■ **PROBLEM DESCRIPTION**: Reproduce the full listing below unchanged, apart from the pictures.

Stored data:
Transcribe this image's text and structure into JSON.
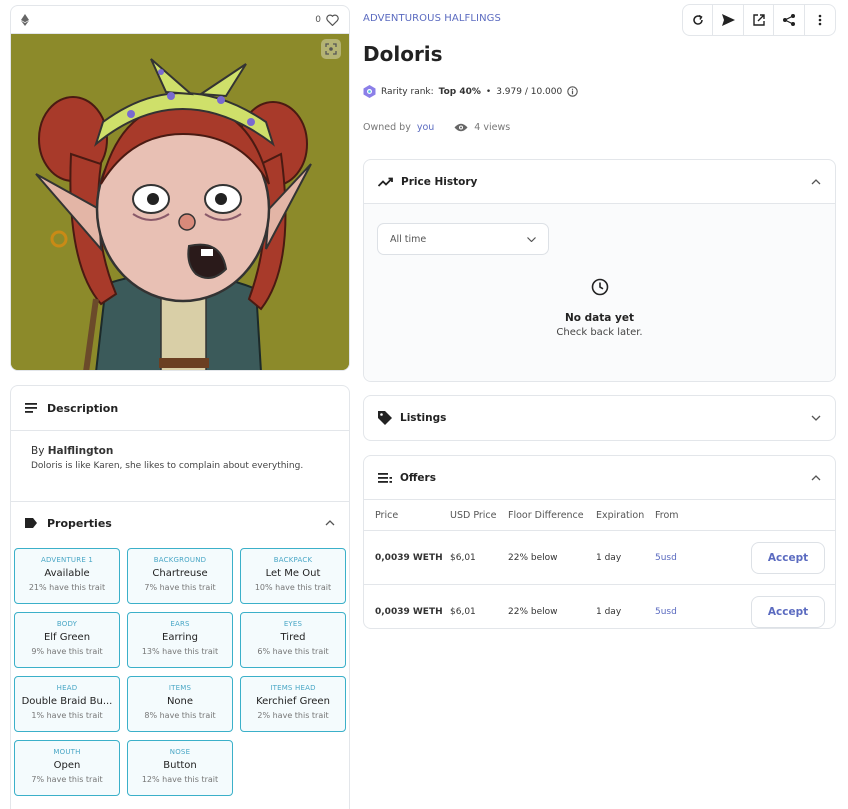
{
  "media": {
    "chain_icon": "ethereum-icon",
    "like_count": "0",
    "like_icon": "heart-icon",
    "zoom_icon": "expand-icon",
    "background_color": "#8c8a2a"
  },
  "collection": "ADVENTUROUS HALFLINGS",
  "title": "Doloris",
  "rarity": {
    "label": "Rarity rank:",
    "rank": "Top 40%",
    "separator": "•",
    "score": "3.979 / 10.000"
  },
  "owner": {
    "prefix": "Owned by",
    "name": "you",
    "views": "4 views"
  },
  "toolbar": {
    "icons": [
      "refresh-icon",
      "send-icon",
      "external-link-icon",
      "share-icon",
      "more-vertical-icon"
    ]
  },
  "description": {
    "heading": "Description",
    "by_prefix": "By",
    "author": "Halflington",
    "text": "Doloris is like Karen, she likes to complain about everything."
  },
  "properties": {
    "heading": "Properties",
    "traits": [
      {
        "type": "ADVENTURE 1",
        "value": "Available",
        "rarity": "21% have this trait"
      },
      {
        "type": "BACKGROUND",
        "value": "Chartreuse",
        "rarity": "7% have this trait"
      },
      {
        "type": "BACKPACK",
        "value": "Let Me Out",
        "rarity": "10% have this trait"
      },
      {
        "type": "BODY",
        "value": "Elf Green",
        "rarity": "9% have this trait"
      },
      {
        "type": "EARS",
        "value": "Earring",
        "rarity": "13% have this trait"
      },
      {
        "type": "EYES",
        "value": "Tired",
        "rarity": "6% have this trait"
      },
      {
        "type": "HEAD",
        "value": "Double Braid Bu...",
        "rarity": "1% have this trait"
      },
      {
        "type": "ITEMS",
        "value": "None",
        "rarity": "8% have this trait"
      },
      {
        "type": "ITEMS HEAD",
        "value": "Kerchief Green",
        "rarity": "2% have this trait"
      },
      {
        "type": "MOUTH",
        "value": "Open",
        "rarity": "7% have this trait"
      },
      {
        "type": "NOSE",
        "value": "Button",
        "rarity": "12% have this trait"
      }
    ]
  },
  "price_history": {
    "heading": "Price History",
    "range": "All time",
    "empty_title": "No data yet",
    "empty_text": "Check back later."
  },
  "listings": {
    "heading": "Listings"
  },
  "offers": {
    "heading": "Offers",
    "columns": [
      "Price",
      "USD Price",
      "Floor Difference",
      "Expiration",
      "From"
    ],
    "rows": [
      {
        "price": "0,0039 WETH",
        "usd": "$6,01",
        "floor": "22% below",
        "expiration": "1 day",
        "from": "5usd",
        "action": "Accept"
      },
      {
        "price": "0,0039 WETH",
        "usd": "$6,01",
        "floor": "22% below",
        "expiration": "1 day",
        "from": "5usd",
        "action": "Accept"
      }
    ]
  },
  "colors": {
    "accent": "#5b6bc0",
    "trait_border": "#3bb0c9"
  }
}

■ **COMPLETE ANSWER**:
Transcribe this image's text and structure into JSON.
{
  "media": {
    "chain_icon": "ethereum-icon",
    "like_count": "0",
    "like_icon": "heart-icon",
    "zoom_icon": "expand-icon",
    "background_color": "#8c8a2a"
  },
  "collection": "ADVENTUROUS HALFLINGS",
  "title": "Doloris",
  "rarity": {
    "label": "Rarity rank:",
    "rank": "Top 40%",
    "separator": "•",
    "score": "3.979 / 10.000"
  },
  "owner": {
    "prefix": "Owned by",
    "name": "you",
    "views": "4 views"
  },
  "toolbar": {
    "icons": [
      "refresh-icon",
      "send-icon",
      "external-link-icon",
      "share-icon",
      "more-vertical-icon"
    ]
  },
  "description": {
    "heading": "Description",
    "by_prefix": "By",
    "author": "Halflington",
    "text": "Doloris is like Karen, she likes to complain about everything."
  },
  "properties": {
    "heading": "Properties",
    "traits": [
      {
        "type": "ADVENTURE 1",
        "value": "Available",
        "rarity": "21% have this trait"
      },
      {
        "type": "BACKGROUND",
        "value": "Chartreuse",
        "rarity": "7% have this trait"
      },
      {
        "type": "BACKPACK",
        "value": "Let Me Out",
        "rarity": "10% have this trait"
      },
      {
        "type": "BODY",
        "value": "Elf Green",
        "rarity": "9% have this trait"
      },
      {
        "type": "EARS",
        "value": "Earring",
        "rarity": "13% have this trait"
      },
      {
        "type": "EYES",
        "value": "Tired",
        "rarity": "6% have this trait"
      },
      {
        "type": "HEAD",
        "value": "Double Braid Bu...",
        "rarity": "1% have this trait"
      },
      {
        "type": "ITEMS",
        "value": "None",
        "rarity": "8% have this trait"
      },
      {
        "type": "ITEMS HEAD",
        "value": "Kerchief Green",
        "rarity": "2% have this trait"
      },
      {
        "type": "MOUTH",
        "value": "Open",
        "rarity": "7% have this trait"
      },
      {
        "type": "NOSE",
        "value": "Button",
        "rarity": "12% have this trait"
      }
    ]
  },
  "price_history": {
    "heading": "Price History",
    "range": "All time",
    "empty_title": "No data yet",
    "empty_text": "Check back later."
  },
  "listings": {
    "heading": "Listings"
  },
  "offers": {
    "heading": "Offers",
    "columns": [
      "Price",
      "USD Price",
      "Floor Difference",
      "Expiration",
      "From"
    ],
    "rows": [
      {
        "price": "0,0039 WETH",
        "usd": "$6,01",
        "floor": "22% below",
        "expiration": "1 day",
        "from": "5usd",
        "action": "Accept"
      },
      {
        "price": "0,0039 WETH",
        "usd": "$6,01",
        "floor": "22% below",
        "expiration": "1 day",
        "from": "5usd",
        "action": "Accept"
      }
    ]
  },
  "colors": {
    "accent": "#5b6bc0",
    "trait_border": "#3bb0c9"
  }
}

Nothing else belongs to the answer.